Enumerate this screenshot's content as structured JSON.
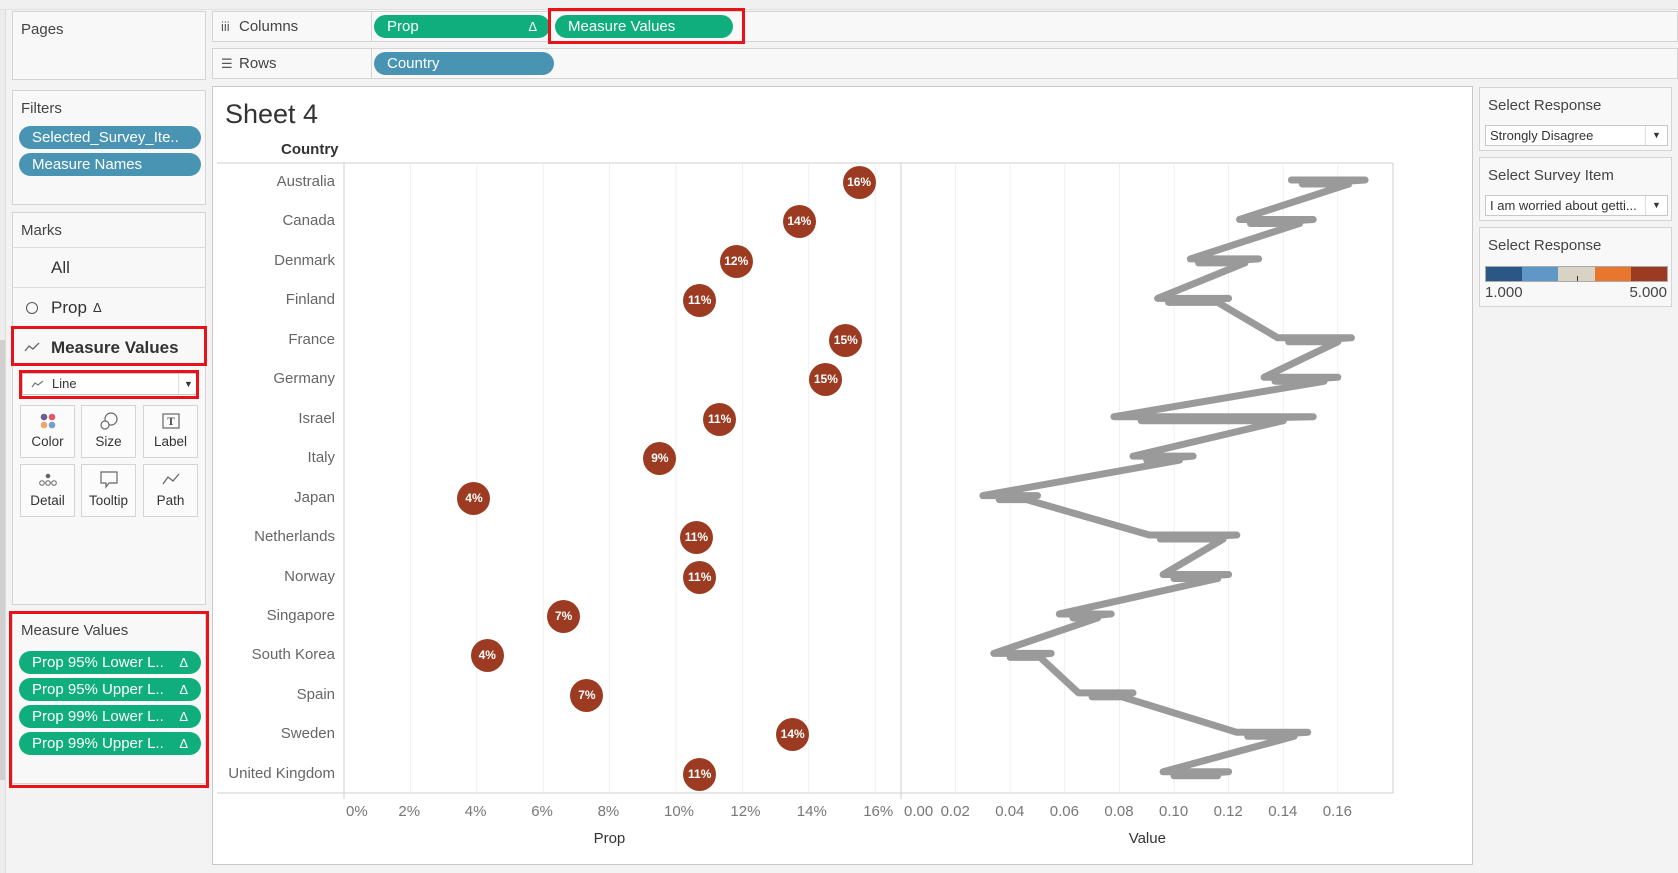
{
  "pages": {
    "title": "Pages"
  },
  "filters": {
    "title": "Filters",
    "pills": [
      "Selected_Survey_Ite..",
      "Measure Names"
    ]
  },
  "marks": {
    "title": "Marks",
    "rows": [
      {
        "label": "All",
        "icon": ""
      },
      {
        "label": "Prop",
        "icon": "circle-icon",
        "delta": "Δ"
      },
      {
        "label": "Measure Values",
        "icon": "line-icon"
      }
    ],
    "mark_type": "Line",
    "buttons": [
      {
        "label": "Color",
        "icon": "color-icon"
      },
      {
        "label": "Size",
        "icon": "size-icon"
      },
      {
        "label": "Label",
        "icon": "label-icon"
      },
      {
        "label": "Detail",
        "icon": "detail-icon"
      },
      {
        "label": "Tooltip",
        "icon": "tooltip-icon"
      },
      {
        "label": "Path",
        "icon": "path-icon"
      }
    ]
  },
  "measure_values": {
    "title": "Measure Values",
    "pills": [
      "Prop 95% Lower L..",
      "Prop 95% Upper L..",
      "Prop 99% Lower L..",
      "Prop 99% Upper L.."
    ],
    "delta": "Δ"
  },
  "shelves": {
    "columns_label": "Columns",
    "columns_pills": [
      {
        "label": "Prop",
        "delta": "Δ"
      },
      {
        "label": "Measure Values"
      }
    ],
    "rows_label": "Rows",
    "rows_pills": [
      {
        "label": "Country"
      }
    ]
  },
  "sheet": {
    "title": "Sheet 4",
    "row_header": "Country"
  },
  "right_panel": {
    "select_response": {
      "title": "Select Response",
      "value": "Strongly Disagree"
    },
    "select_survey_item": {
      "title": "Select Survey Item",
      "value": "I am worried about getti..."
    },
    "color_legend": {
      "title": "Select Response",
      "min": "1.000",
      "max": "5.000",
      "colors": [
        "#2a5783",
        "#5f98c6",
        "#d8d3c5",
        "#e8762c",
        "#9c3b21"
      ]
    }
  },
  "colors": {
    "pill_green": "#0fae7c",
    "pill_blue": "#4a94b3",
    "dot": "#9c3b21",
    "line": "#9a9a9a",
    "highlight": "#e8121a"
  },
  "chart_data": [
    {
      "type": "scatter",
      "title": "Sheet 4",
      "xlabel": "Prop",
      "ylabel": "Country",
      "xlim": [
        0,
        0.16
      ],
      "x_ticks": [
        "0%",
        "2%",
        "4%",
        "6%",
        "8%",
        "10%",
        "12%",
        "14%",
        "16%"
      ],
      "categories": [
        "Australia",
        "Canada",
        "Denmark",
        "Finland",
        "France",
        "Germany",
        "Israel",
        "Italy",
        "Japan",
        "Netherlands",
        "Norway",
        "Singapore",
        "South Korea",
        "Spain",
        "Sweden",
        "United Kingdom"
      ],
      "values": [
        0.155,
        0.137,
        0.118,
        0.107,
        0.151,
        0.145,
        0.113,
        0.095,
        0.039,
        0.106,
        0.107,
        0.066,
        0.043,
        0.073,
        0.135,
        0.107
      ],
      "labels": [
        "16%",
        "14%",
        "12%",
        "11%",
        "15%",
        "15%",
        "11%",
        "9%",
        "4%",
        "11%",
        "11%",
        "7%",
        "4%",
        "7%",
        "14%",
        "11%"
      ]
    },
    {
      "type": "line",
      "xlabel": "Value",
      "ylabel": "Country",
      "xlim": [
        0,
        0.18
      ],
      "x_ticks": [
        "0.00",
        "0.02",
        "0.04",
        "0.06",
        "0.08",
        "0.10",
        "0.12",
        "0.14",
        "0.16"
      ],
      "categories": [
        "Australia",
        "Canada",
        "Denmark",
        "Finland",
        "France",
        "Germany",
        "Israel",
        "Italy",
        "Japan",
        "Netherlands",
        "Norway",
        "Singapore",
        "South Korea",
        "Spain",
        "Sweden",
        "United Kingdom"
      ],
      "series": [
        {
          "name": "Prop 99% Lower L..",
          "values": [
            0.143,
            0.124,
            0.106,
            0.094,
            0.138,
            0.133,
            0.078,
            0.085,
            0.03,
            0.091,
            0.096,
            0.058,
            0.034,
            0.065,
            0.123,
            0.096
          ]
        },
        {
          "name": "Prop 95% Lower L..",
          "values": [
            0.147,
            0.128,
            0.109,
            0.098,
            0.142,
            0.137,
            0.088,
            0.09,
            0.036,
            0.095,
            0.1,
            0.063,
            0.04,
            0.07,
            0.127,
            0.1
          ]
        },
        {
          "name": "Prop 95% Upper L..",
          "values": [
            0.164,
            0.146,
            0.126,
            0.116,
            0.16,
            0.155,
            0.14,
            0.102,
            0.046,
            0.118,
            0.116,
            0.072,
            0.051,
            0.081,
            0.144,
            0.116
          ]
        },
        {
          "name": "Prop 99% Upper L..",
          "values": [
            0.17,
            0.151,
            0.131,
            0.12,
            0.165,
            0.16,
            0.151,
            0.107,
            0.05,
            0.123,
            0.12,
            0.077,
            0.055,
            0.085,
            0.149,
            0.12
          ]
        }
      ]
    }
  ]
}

*What you should do*. Write out the whole listing exactly, and drop the pictures.

*Final result*.
Enumerate this screenshot's content as structured JSON.
{
  "pages": {
    "title": "Pages"
  },
  "filters": {
    "title": "Filters",
    "pills": [
      "Selected_Survey_Ite..",
      "Measure Names"
    ]
  },
  "marks": {
    "title": "Marks",
    "rows": [
      {
        "label": "All",
        "icon": ""
      },
      {
        "label": "Prop",
        "icon": "circle-icon",
        "delta": "Δ"
      },
      {
        "label": "Measure Values",
        "icon": "line-icon"
      }
    ],
    "mark_type": "Line",
    "buttons": [
      {
        "label": "Color",
        "icon": "color-icon"
      },
      {
        "label": "Size",
        "icon": "size-icon"
      },
      {
        "label": "Label",
        "icon": "label-icon"
      },
      {
        "label": "Detail",
        "icon": "detail-icon"
      },
      {
        "label": "Tooltip",
        "icon": "tooltip-icon"
      },
      {
        "label": "Path",
        "icon": "path-icon"
      }
    ]
  },
  "measure_values": {
    "title": "Measure Values",
    "pills": [
      "Prop 95% Lower L..",
      "Prop 95% Upper L..",
      "Prop 99% Lower L..",
      "Prop 99% Upper L.."
    ],
    "delta": "Δ"
  },
  "shelves": {
    "columns_label": "Columns",
    "columns_pills": [
      {
        "label": "Prop",
        "delta": "Δ"
      },
      {
        "label": "Measure Values"
      }
    ],
    "rows_label": "Rows",
    "rows_pills": [
      {
        "label": "Country"
      }
    ]
  },
  "sheet": {
    "title": "Sheet 4",
    "row_header": "Country"
  },
  "right_panel": {
    "select_response": {
      "title": "Select Response",
      "value": "Strongly Disagree"
    },
    "select_survey_item": {
      "title": "Select Survey Item",
      "value": "I am worried about getti..."
    },
    "color_legend": {
      "title": "Select Response",
      "min": "1.000",
      "max": "5.000",
      "colors": [
        "#2a5783",
        "#5f98c6",
        "#d8d3c5",
        "#e8762c",
        "#9c3b21"
      ]
    }
  },
  "colors": {
    "pill_green": "#0fae7c",
    "pill_blue": "#4a94b3",
    "dot": "#9c3b21",
    "line": "#9a9a9a",
    "highlight": "#e8121a"
  },
  "chart_data": [
    {
      "type": "scatter",
      "title": "Sheet 4",
      "xlabel": "Prop",
      "ylabel": "Country",
      "xlim": [
        0,
        0.16
      ],
      "x_ticks": [
        "0%",
        "2%",
        "4%",
        "6%",
        "8%",
        "10%",
        "12%",
        "14%",
        "16%"
      ],
      "categories": [
        "Australia",
        "Canada",
        "Denmark",
        "Finland",
        "France",
        "Germany",
        "Israel",
        "Italy",
        "Japan",
        "Netherlands",
        "Norway",
        "Singapore",
        "South Korea",
        "Spain",
        "Sweden",
        "United Kingdom"
      ],
      "values": [
        0.155,
        0.137,
        0.118,
        0.107,
        0.151,
        0.145,
        0.113,
        0.095,
        0.039,
        0.106,
        0.107,
        0.066,
        0.043,
        0.073,
        0.135,
        0.107
      ],
      "labels": [
        "16%",
        "14%",
        "12%",
        "11%",
        "15%",
        "15%",
        "11%",
        "9%",
        "4%",
        "11%",
        "11%",
        "7%",
        "4%",
        "7%",
        "14%",
        "11%"
      ]
    },
    {
      "type": "line",
      "xlabel": "Value",
      "ylabel": "Country",
      "xlim": [
        0,
        0.18
      ],
      "x_ticks": [
        "0.00",
        "0.02",
        "0.04",
        "0.06",
        "0.08",
        "0.10",
        "0.12",
        "0.14",
        "0.16"
      ],
      "categories": [
        "Australia",
        "Canada",
        "Denmark",
        "Finland",
        "France",
        "Germany",
        "Israel",
        "Italy",
        "Japan",
        "Netherlands",
        "Norway",
        "Singapore",
        "South Korea",
        "Spain",
        "Sweden",
        "United Kingdom"
      ],
      "series": [
        {
          "name": "Prop 99% Lower L..",
          "values": [
            0.143,
            0.124,
            0.106,
            0.094,
            0.138,
            0.133,
            0.078,
            0.085,
            0.03,
            0.091,
            0.096,
            0.058,
            0.034,
            0.065,
            0.123,
            0.096
          ]
        },
        {
          "name": "Prop 95% Lower L..",
          "values": [
            0.147,
            0.128,
            0.109,
            0.098,
            0.142,
            0.137,
            0.088,
            0.09,
            0.036,
            0.095,
            0.1,
            0.063,
            0.04,
            0.07,
            0.127,
            0.1
          ]
        },
        {
          "name": "Prop 95% Upper L..",
          "values": [
            0.164,
            0.146,
            0.126,
            0.116,
            0.16,
            0.155,
            0.14,
            0.102,
            0.046,
            0.118,
            0.116,
            0.072,
            0.051,
            0.081,
            0.144,
            0.116
          ]
        },
        {
          "name": "Prop 99% Upper L..",
          "values": [
            0.17,
            0.151,
            0.131,
            0.12,
            0.165,
            0.16,
            0.151,
            0.107,
            0.05,
            0.123,
            0.12,
            0.077,
            0.055,
            0.085,
            0.149,
            0.12
          ]
        }
      ]
    }
  ]
}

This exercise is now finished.